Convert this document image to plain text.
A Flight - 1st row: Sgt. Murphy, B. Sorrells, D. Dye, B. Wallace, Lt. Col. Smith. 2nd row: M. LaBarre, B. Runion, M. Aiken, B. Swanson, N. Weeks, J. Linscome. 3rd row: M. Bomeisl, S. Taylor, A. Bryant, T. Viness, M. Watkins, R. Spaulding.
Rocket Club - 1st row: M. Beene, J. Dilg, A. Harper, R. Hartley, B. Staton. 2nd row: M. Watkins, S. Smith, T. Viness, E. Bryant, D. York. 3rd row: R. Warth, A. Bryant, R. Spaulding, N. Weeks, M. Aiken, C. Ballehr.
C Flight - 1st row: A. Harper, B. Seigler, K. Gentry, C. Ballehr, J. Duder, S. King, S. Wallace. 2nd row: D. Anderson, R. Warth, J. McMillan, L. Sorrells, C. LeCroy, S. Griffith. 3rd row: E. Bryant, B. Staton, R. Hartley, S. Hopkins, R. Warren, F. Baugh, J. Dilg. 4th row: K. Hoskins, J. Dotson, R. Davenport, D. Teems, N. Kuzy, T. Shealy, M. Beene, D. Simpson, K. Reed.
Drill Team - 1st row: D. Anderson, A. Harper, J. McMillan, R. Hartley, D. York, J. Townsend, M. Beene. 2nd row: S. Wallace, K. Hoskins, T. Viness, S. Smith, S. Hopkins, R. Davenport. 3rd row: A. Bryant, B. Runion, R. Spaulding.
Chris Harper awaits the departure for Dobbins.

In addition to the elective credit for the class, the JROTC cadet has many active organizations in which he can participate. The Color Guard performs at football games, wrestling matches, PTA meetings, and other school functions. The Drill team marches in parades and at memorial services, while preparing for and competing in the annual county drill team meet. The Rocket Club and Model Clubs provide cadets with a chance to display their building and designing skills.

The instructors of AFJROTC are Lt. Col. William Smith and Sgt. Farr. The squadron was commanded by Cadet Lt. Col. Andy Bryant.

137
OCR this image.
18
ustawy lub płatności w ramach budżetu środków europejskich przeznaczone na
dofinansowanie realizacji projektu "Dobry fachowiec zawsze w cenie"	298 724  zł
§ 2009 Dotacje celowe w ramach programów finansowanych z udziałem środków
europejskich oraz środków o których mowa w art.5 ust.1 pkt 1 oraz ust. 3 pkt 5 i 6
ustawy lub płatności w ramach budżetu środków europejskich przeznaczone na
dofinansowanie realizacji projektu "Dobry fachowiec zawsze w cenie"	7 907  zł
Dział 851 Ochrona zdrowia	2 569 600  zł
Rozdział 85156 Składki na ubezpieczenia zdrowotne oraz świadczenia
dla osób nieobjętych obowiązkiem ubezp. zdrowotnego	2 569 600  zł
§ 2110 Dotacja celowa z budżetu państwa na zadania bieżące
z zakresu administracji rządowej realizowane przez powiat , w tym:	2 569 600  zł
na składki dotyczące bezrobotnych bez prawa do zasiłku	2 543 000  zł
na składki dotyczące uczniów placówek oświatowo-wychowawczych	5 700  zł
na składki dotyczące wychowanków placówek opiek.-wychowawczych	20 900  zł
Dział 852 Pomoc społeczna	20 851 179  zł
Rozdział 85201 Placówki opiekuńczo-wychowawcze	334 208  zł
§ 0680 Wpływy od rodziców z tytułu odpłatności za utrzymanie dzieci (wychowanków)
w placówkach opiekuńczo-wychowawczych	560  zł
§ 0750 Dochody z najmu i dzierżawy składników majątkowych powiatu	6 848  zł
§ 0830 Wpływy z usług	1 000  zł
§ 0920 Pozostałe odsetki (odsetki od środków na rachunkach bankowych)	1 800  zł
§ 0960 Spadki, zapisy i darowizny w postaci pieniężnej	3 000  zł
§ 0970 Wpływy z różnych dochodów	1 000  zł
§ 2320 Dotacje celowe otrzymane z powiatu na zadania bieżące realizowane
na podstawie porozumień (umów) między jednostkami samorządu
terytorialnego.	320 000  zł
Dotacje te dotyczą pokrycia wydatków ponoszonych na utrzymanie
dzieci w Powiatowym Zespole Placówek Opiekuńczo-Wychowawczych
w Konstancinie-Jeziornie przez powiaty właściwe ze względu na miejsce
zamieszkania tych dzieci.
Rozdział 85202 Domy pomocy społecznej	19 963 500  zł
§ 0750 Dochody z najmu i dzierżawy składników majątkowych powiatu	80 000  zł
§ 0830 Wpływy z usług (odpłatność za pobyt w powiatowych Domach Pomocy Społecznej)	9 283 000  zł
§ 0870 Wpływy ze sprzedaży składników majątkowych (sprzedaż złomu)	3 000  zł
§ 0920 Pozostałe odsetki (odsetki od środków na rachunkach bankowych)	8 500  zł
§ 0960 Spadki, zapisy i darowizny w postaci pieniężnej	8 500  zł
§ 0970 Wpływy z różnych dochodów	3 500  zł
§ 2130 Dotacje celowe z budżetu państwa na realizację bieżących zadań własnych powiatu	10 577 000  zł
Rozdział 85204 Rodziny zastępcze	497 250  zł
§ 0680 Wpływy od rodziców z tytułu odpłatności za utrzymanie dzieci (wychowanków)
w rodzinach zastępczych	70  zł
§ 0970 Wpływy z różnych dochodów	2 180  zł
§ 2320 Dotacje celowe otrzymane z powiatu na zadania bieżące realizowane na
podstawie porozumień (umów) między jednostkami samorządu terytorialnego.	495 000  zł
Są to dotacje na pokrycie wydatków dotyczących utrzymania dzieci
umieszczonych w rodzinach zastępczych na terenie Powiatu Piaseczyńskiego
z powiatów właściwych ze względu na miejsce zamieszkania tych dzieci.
□ □ □ □
→ **Your instructions**
Emit the full listing verbatim.

→ **Task solution**
Convert this document image to plain text.
A Flight - 1st row: Sgt. Murphy, B. Sorrells, D. Dye, B. Wallace, Lt. Col. Smith. 2nd row: M. LaBarre, B. Runion, M. Aiken, B. Swanson, N. Weeks, J. Linscome. 3rd row: M. Bomeisl, S. Taylor, A. Bryant, T. Viness, M. Watkins, R. Spaulding.
Rocket Club - 1st row: M. Beene, J. Dilg, A. Harper, R. Hartley, B. Staton. 2nd row: M. Watkins, S. Smith, T. Viness, E. Bryant, D. York. 3rd row: R. Warth, A. Bryant, R. Spaulding, N. Weeks, M. Aiken, C. Ballehr.
C Flight - 1st row: A. Harper, B. Seigler, K. Gentry, C. Ballehr, J. Duder, S. King, S. Wallace. 2nd row: D. Anderson, R. Warth, J. McMillan, L. Sorrells, C. LeCroy, S. Griffith. 3rd row: E. Bryant, B. Staton, R. Hartley, S. Hopkins, R. Warren, F. Baugh, J. Dilg. 4th row: K. Hoskins, J. Dotson, R. Davenport, D. Teems, N. Kuzy, T. Shealy, M. Beene, D. Simpson, K. Reed.
Drill Team - 1st row: D. Anderson, A. Harper, J. McMillan, R. Hartley, D. York, J. Townsend, M. Beene. 2nd row: S. Wallace, K. Hoskins, T. Viness, S. Smith, S. Hopkins, R. Davenport. 3rd row: A. Bryant, B. Runion, R. Spaulding.
Chris Harper awaits the departure for Dobbins.

In addition to the elective credit for the class, the JROTC cadet has many active organizations in which he can participate. The Color Guard performs at football games, wrestling matches, PTA meetings, and other school functions. The Drill team marches in parades and at memorial services, while preparing for and competing in the annual county drill team meet. The Rocket Club and Model Clubs provide cadets with a chance to display their building and designing skills.

The instructors of AFJROTC are Lt. Col. William Smith and Sgt. Farr. The squadron was commanded by Cadet Lt. Col. Andy Bryant.

137
OCR this image.
18
ustawy lub płatności w ramach budżetu środków europejskich przeznaczone na
dofinansowanie realizacji projektu "Dobry fachowiec zawsze w cenie"	298 724  zł
§ 2009 Dotacje celowe w ramach programów finansowanych z udziałem środków
europejskich oraz środków o których mowa w art.5 ust.1 pkt 1 oraz ust. 3 pkt 5 i 6
ustawy lub płatności w ramach budżetu środków europejskich przeznaczone na
dofinansowanie realizacji projektu "Dobry fachowiec zawsze w cenie"	7 907  zł
Dział 851 Ochrona zdrowia	2 569 600  zł
Rozdział 85156 Składki na ubezpieczenia zdrowotne oraz świadczenia
dla osób nieobjętych obowiązkiem ubezp. zdrowotnego	2 569 600  zł
§ 2110 Dotacja celowa z budżetu państwa na zadania bieżące
z zakresu administracji rządowej realizowane przez powiat , w tym:	2 569 600  zł
na składki dotyczące bezrobotnych bez prawa do zasiłku	2 543 000  zł
na składki dotyczące uczniów placówek oświatowo-wychowawczych	5 700  zł
na składki dotyczące wychowanków placówek opiek.-wychowawczych	20 900  zł
Dział 852 Pomoc społeczna	20 851 179  zł
Rozdział 85201 Placówki opiekuńczo-wychowawcze	334 208  zł
§ 0680 Wpływy od rodziców z tytułu odpłatności za utrzymanie dzieci (wychowanków)
w placówkach opiekuńczo-wychowawczych	560  zł
§ 0750 Dochody z najmu i dzierżawy składników majątkowych powiatu	6 848  zł
§ 0830 Wpływy z usług	1 000  zł
§ 0920 Pozostałe odsetki (odsetki od środków na rachunkach bankowych)	1 800  zł
§ 0960 Spadki, zapisy i darowizny w postaci pieniężnej	3 000  zł
§ 0970 Wpływy z różnych dochodów	1 000  zł
§ 2320 Dotacje celowe otrzymane z powiatu na zadania bieżące realizowane
na podstawie porozumień (umów) między jednostkami samorządu
terytorialnego.	320 000  zł
Dotacje te dotyczą pokrycia wydatków ponoszonych na utrzymanie
dzieci w Powiatowym Zespole Placówek Opiekuńczo-Wychowawczych
w Konstancinie-Jeziornie przez powiaty właściwe ze względu na miejsce
zamieszkania tych dzieci.
Rozdział 85202 Domy pomocy społecznej	19 963 500  zł
§ 0750 Dochody z najmu i dzierżawy składników majątkowych powiatu	80 000  zł
§ 0830 Wpływy z usług (odpłatność za pobyt w powiatowych Domach Pomocy Społecznej)	9 283 000  zł
§ 0870 Wpływy ze sprzedaży składników majątkowych (sprzedaż złomu)	3 000  zł
§ 0920 Pozostałe odsetki (odsetki od środków na rachunkach bankowych)	8 500  zł
§ 0960 Spadki, zapisy i darowizny w postaci pieniężnej	8 500  zł
§ 0970 Wpływy z różnych dochodów	3 500  zł
§ 2130 Dotacje celowe z budżetu państwa na realizację bieżących zadań własnych powiatu	10 577 000  zł
Rozdział 85204 Rodziny zastępcze	497 250  zł
§ 0680 Wpływy od rodziców z tytułu odpłatności za utrzymanie dzieci (wychowanków)
w rodzinach zastępczych	70  zł
§ 0970 Wpływy z różnych dochodów	2 180  zł
§ 2320 Dotacje celowe otrzymane z powiatu na zadania bieżące realizowane na
podstawie porozumień (umów) między jednostkami samorządu terytorialnego.	495 000  zł
Są to dotacje na pokrycie wydatków dotyczących utrzymania dzieci
umieszczonych w rodzinach zastępczych na terenie Powiatu Piaseczyńskiego
z powiatów właściwych ze względu na miejsce zamieszkania tych dzieci.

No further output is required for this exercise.